→ Exercise:
Show all lines of the listing that hold the word "membres".

→ Data extract:

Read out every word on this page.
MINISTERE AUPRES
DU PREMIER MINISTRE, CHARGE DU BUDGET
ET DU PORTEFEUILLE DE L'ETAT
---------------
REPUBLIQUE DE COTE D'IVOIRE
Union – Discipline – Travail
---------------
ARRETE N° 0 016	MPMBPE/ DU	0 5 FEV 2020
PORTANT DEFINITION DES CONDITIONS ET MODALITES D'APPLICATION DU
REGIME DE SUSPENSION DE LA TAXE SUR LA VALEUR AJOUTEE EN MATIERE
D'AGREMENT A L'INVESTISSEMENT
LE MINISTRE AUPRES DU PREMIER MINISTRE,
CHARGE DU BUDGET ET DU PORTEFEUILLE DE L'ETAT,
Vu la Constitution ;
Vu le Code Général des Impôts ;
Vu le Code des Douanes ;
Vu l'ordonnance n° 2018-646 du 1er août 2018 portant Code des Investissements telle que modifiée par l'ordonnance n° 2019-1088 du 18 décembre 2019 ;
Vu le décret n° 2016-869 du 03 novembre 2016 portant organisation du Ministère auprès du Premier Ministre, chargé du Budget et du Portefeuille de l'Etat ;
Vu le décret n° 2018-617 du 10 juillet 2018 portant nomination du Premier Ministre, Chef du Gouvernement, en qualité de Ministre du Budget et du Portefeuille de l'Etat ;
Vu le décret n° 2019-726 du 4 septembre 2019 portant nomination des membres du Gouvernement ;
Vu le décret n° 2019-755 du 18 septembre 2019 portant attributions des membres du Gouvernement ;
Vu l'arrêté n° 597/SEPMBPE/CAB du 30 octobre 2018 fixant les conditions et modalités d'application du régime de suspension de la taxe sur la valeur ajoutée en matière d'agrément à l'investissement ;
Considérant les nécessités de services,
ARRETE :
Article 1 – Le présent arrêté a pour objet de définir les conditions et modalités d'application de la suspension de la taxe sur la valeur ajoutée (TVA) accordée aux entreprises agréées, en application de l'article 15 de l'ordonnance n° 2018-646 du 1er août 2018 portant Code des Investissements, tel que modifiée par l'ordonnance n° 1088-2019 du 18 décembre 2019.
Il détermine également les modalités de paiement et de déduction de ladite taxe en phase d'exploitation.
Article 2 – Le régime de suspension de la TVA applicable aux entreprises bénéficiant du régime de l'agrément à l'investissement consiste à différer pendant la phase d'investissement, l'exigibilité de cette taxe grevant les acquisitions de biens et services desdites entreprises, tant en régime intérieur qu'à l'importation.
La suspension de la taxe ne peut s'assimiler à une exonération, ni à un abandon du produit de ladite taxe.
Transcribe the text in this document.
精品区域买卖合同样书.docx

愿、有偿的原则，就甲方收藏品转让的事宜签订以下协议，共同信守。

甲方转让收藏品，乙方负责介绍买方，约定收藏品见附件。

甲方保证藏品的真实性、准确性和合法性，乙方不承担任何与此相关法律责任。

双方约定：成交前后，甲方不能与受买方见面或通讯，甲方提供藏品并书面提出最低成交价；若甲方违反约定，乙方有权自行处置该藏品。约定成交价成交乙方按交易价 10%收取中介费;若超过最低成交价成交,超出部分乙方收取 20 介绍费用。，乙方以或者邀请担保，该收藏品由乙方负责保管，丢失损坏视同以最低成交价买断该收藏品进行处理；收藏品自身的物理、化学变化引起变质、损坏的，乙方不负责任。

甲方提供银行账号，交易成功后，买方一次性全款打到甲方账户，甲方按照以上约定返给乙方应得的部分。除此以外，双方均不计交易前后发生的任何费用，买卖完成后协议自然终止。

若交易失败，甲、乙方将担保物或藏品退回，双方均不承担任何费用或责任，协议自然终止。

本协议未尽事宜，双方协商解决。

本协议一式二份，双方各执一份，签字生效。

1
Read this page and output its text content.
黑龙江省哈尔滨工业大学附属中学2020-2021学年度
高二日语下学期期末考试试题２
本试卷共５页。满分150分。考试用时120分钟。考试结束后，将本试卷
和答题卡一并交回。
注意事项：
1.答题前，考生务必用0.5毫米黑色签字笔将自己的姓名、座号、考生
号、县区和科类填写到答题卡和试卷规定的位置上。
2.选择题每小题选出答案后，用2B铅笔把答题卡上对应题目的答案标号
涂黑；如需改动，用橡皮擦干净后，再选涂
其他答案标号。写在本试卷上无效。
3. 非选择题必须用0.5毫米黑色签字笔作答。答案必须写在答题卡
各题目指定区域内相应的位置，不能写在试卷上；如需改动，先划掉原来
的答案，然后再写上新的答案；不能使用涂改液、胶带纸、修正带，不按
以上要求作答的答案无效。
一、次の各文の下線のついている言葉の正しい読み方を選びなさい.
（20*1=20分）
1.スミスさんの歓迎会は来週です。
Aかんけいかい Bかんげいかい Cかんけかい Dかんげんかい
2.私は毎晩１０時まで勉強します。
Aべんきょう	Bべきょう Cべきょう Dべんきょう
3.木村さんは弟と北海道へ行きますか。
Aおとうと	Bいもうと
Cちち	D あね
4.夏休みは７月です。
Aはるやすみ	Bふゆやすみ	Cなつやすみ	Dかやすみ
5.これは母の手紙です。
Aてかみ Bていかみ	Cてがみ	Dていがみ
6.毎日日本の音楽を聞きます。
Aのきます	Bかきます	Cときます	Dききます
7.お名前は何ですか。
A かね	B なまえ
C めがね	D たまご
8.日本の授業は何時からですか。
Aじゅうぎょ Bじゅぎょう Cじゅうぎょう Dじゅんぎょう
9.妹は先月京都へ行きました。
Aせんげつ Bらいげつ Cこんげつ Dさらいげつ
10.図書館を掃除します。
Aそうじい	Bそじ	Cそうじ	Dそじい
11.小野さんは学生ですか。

→ Written answer:
Vu le décret n° 2019-726 du 4 septembre 2019 portant nomination des membres du Gouvernement ;
Vu le décret n° 2019-755 du 18 septembre 2019 portant attributions des membres du Gouvernement ;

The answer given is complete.